Required work:
Answer these questions from the statement on the Ukraine fraud:
(a) What date does the statement carry?
(b) At least how many organizations around the world does it say were conned?
(c) In which month did COFI welcome the "RWO" as a fraternal organization?

Page:
■ ■ ■ ■
CWI Group Guilty of Ukraine Fraud

September 4, 2003

The international far left and the workers’ movement have been the victims of a vicious and underhanded political and financial scam. The League for the Revolutionary Party (LRP-U.S.) and the Communist Organization for the Fourth International (COFI), among at least 12 and probably many more (over 20) organizations around the world, have been conned by a criminal conspiracy rooted in Ukraine.

Like the supposed Ukrainian affiliates of these other groups, the Revolutionary Workers Organization of Ukraine (RWO), which was politically and organizationally identified with us, was a complete fabrication. The political agreement it claimed with us was a lie. Money in the form of subsidies was stolen. While not a lot by American standards, in our case the funds nevertheless came from the pockets of workers who are far from wealthy. COFI, after four years of what we had thought of as political dialogue and joint work under the illusion that the “RWO” was real, had welcomed this outfit as a fraternal organization in March of this year. Since the “RWO” has always been a non-existent organization, in truth it never was nor is now a fraternal section of COFI. We have already made this fact public by a statement on our website and by an insert into previously undistributed copies of the latest issue of Proletarian Revolution magazine.
■ ■ ■ ■
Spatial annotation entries
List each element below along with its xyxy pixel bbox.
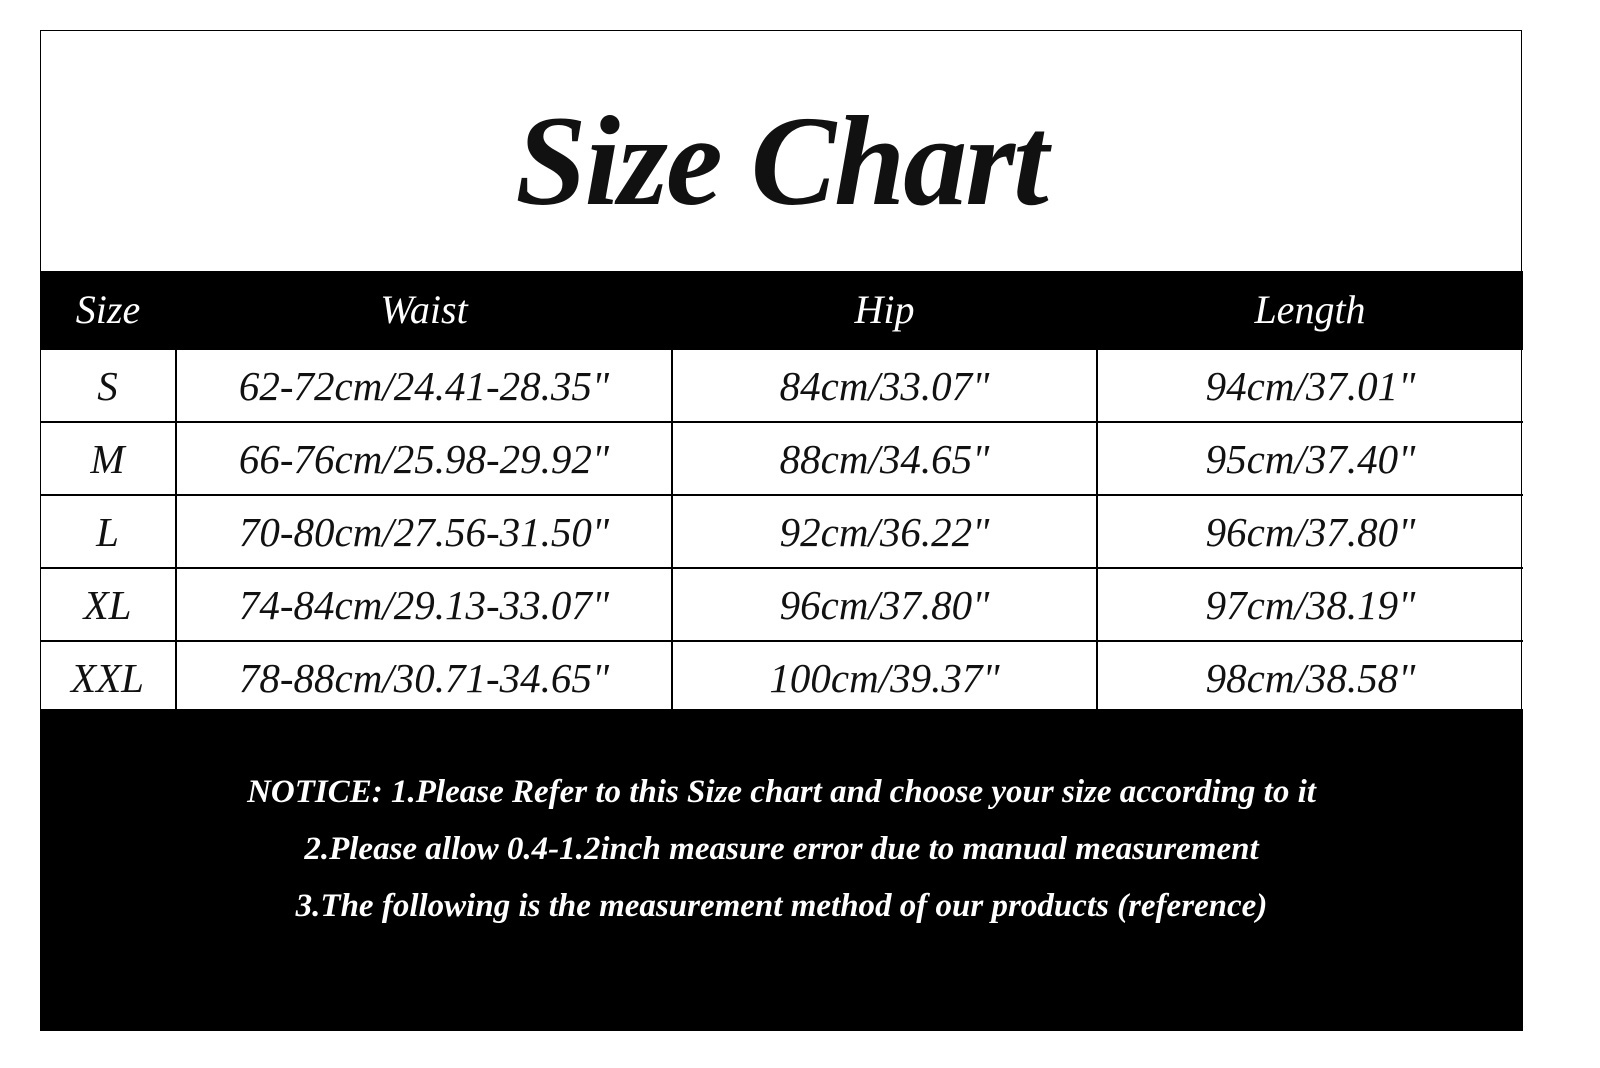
cell-size: L bbox=[40, 494, 177, 569]
table-row: M 66-76cm/25.98-29.92" 88cm/34.65" 95cm/37.… bbox=[40, 421, 1523, 496]
cell-hip: 84cm/33.07" bbox=[671, 348, 1098, 423]
table-row: L 70-80cm/27.56-31.50" 92cm/36.22" 96cm/37.… bbox=[40, 494, 1523, 569]
cell-length: 95cm/37.40" bbox=[1096, 421, 1523, 496]
table-row: XL 74-84cm/29.13-33.07" 96cm/37.80" 97cm/38… bbox=[40, 567, 1523, 642]
cell-waist: 66-76cm/25.98-29.92" bbox=[175, 421, 673, 496]
cell-length: 98cm/38.58" bbox=[1096, 640, 1523, 715]
notice-line: 2.Please allow 0.4-1.2inch measure error… bbox=[304, 831, 1259, 867]
column-header-size: Size bbox=[40, 271, 176, 349]
cell-size: XL bbox=[40, 567, 177, 642]
cell-hip: 92cm/36.22" bbox=[671, 494, 1098, 569]
cell-waist: 70-80cm/27.56-31.50" bbox=[175, 494, 673, 569]
cell-size: S bbox=[40, 348, 177, 423]
column-header-length: Length bbox=[1097, 271, 1523, 349]
cell-waist: 62-72cm/24.41-28.35" bbox=[175, 348, 673, 423]
page-title: Size Chart bbox=[515, 89, 1048, 232]
cell-size: XXL bbox=[40, 640, 177, 715]
notice-line: NOTICE: 1.Please Refer to this Size char… bbox=[247, 774, 1316, 810]
cell-length: 96cm/37.80" bbox=[1096, 494, 1523, 569]
table-row: S 62-72cm/24.41-28.35" 84cm/33.07" 94cm/37.… bbox=[40, 348, 1523, 423]
table-row: XXL 78-88cm/30.71-34.65" 100cm/39.37" 98cm/… bbox=[40, 640, 1523, 715]
column-header-hip: Hip bbox=[672, 271, 1097, 349]
size-table: Size Waist Hip Length S 62-72cm/24.41-28.… bbox=[40, 271, 1523, 715]
cell-hip: 96cm/37.80" bbox=[671, 567, 1098, 642]
notice-panel: NOTICE: 1.Please Refer to this Size char… bbox=[40, 709, 1523, 1031]
column-header-waist: Waist bbox=[176, 271, 672, 349]
cell-length: 97cm/38.19" bbox=[1096, 567, 1523, 642]
cell-waist: 78-88cm/30.71-34.65" bbox=[175, 640, 673, 715]
cell-length: 94cm/37.01" bbox=[1096, 348, 1523, 423]
cell-waist: 74-84cm/29.13-33.07" bbox=[175, 567, 673, 642]
size-chart: Size Chart Size Waist Hip Length S 62-72c… bbox=[40, 30, 1523, 1031]
notice-line: 3.The following is the measurement metho… bbox=[295, 888, 1268, 924]
cell-size: M bbox=[40, 421, 177, 496]
cell-hip: 88cm/34.65" bbox=[671, 421, 1098, 496]
cell-hip: 100cm/39.37" bbox=[671, 640, 1098, 715]
header-row: Size Waist Hip Length bbox=[40, 271, 1523, 349]
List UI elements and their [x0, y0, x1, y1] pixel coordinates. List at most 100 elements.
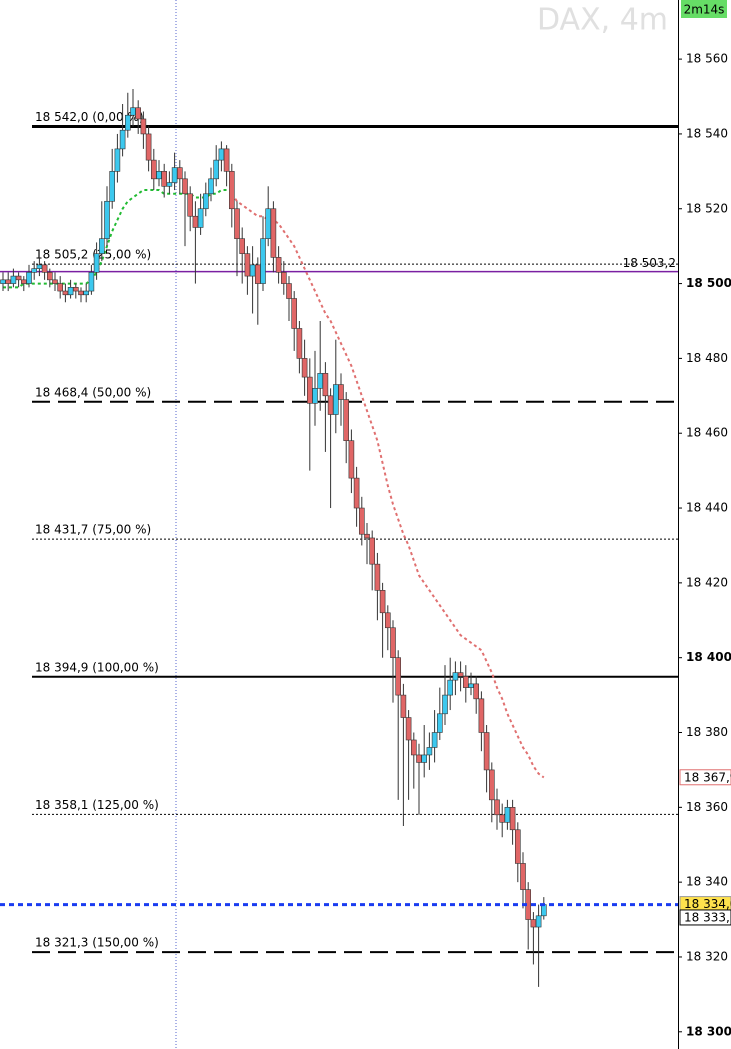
candle-body	[457, 672, 464, 677]
candle-body	[447, 679, 454, 696]
candle-body	[229, 171, 235, 210]
y-tick-label: 18 520	[686, 201, 728, 215]
y-tick-label: 18 480	[686, 351, 728, 365]
y-tick-label: 18 560	[686, 52, 728, 66]
candle-body	[379, 590, 386, 614]
candle-body	[125, 114, 131, 131]
chart-title: DAX, 4m	[537, 3, 668, 38]
candle-body	[109, 171, 115, 202]
candle-body	[255, 264, 261, 284]
candle-body	[520, 863, 526, 890]
price-tag-label: 18 333,1	[684, 910, 731, 924]
candle-body	[36, 264, 43, 269]
level-label: 18 321,3 (150,00 %)	[35, 936, 159, 950]
candle-body	[296, 328, 303, 359]
y-tick-label: 18 340	[686, 875, 728, 889]
moving-average	[3, 189, 232, 289]
candle-body	[192, 215, 199, 228]
candle-body	[15, 275, 22, 281]
candle-body	[374, 563, 381, 591]
candle-body	[31, 268, 38, 273]
candle-body	[483, 732, 490, 771]
candle-body	[249, 264, 256, 277]
candle-body	[208, 178, 214, 195]
candle-body	[218, 148, 225, 161]
candle-body	[119, 129, 126, 150]
candle-body	[509, 807, 516, 831]
candle-body	[5, 279, 11, 284]
candle-body	[62, 290, 69, 296]
candle-body	[442, 694, 448, 715]
candle-body	[384, 612, 391, 629]
y-tick-label: 18 300	[686, 1024, 731, 1038]
candle-body	[135, 107, 141, 120]
y-tick-label: 18 320	[686, 949, 728, 963]
candle-body	[400, 694, 407, 718]
level-label: 18 505,2 (25,00 %)	[35, 248, 151, 262]
y-tick-label: 18 500	[686, 276, 731, 290]
candle-body	[535, 915, 542, 928]
candle-body	[275, 257, 282, 273]
candle-body	[343, 399, 350, 441]
candle-body	[452, 672, 459, 681]
candle-body	[239, 238, 245, 254]
candle-body	[67, 287, 74, 296]
y-tick-label: 18 440	[686, 501, 728, 515]
price-tag	[679, 769, 731, 786]
candle-body	[468, 683, 474, 688]
level-label: 18 431,7 (75,00 %)	[35, 523, 151, 537]
candle-body	[421, 754, 428, 763]
plot: 18 542,0 (0,00 %) 18 505,2 (25,00 %) 18 46…	[0, 89, 678, 987]
candle-body	[57, 283, 64, 292]
y-tick-label: 18 400	[686, 650, 731, 664]
level-label: 18 394,9 (100,00 %)	[35, 660, 159, 674]
candle-body	[286, 283, 292, 299]
candle-body	[358, 507, 365, 535]
candle-body	[145, 133, 152, 161]
candle-body	[478, 698, 485, 733]
y-tick-label: 18 540	[686, 126, 728, 140]
candle-body	[390, 627, 396, 658]
candle-body	[504, 807, 511, 823]
candle-body	[301, 358, 308, 378]
y-tick-label: 18 380	[686, 725, 728, 739]
candle-body	[161, 171, 167, 187]
candle-body	[322, 373, 329, 397]
price-tag-label: 18 367,9	[684, 770, 731, 784]
current-price-label: 18 334,0	[684, 897, 731, 911]
level-label: 18 468,4 (50,00 %)	[35, 385, 151, 399]
candle-body	[234, 208, 240, 239]
candle-body	[416, 754, 422, 763]
candle-body	[312, 388, 318, 404]
candle-body	[73, 287, 79, 292]
y-tick-label: 18 420	[686, 575, 728, 589]
candle-body	[327, 395, 334, 415]
candle-body	[166, 182, 173, 187]
candle-body	[0, 279, 6, 284]
candle-body	[140, 118, 147, 135]
marker-label: 18 503,2	[623, 256, 676, 270]
candle-body	[426, 747, 433, 756]
candle-body	[104, 200, 110, 239]
candle-body	[332, 384, 339, 415]
candle-body	[130, 107, 136, 116]
candle-body	[410, 739, 417, 756]
candle-body	[171, 167, 178, 183]
candle-body	[270, 208, 277, 258]
candle-body	[348, 440, 355, 479]
candle-body	[88, 272, 95, 292]
candle-body	[291, 298, 298, 329]
candle-body	[431, 732, 438, 748]
candle-body	[78, 290, 84, 296]
candle-body	[93, 253, 100, 273]
candle-body	[213, 159, 219, 180]
level-label: 18 358,1 (125,00 %)	[35, 798, 159, 812]
candle-body	[405, 717, 412, 741]
candle-body	[223, 148, 230, 172]
candle-body	[364, 533, 370, 539]
y-tick-label: 18 360	[686, 800, 728, 814]
candle-body	[99, 238, 105, 254]
y-tick-label: 18 460	[686, 426, 728, 440]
■ ■ ■ ■
Written answer:
(a) September 4, 2003
(b) At least 12, and probably many more (over 20)
(c) March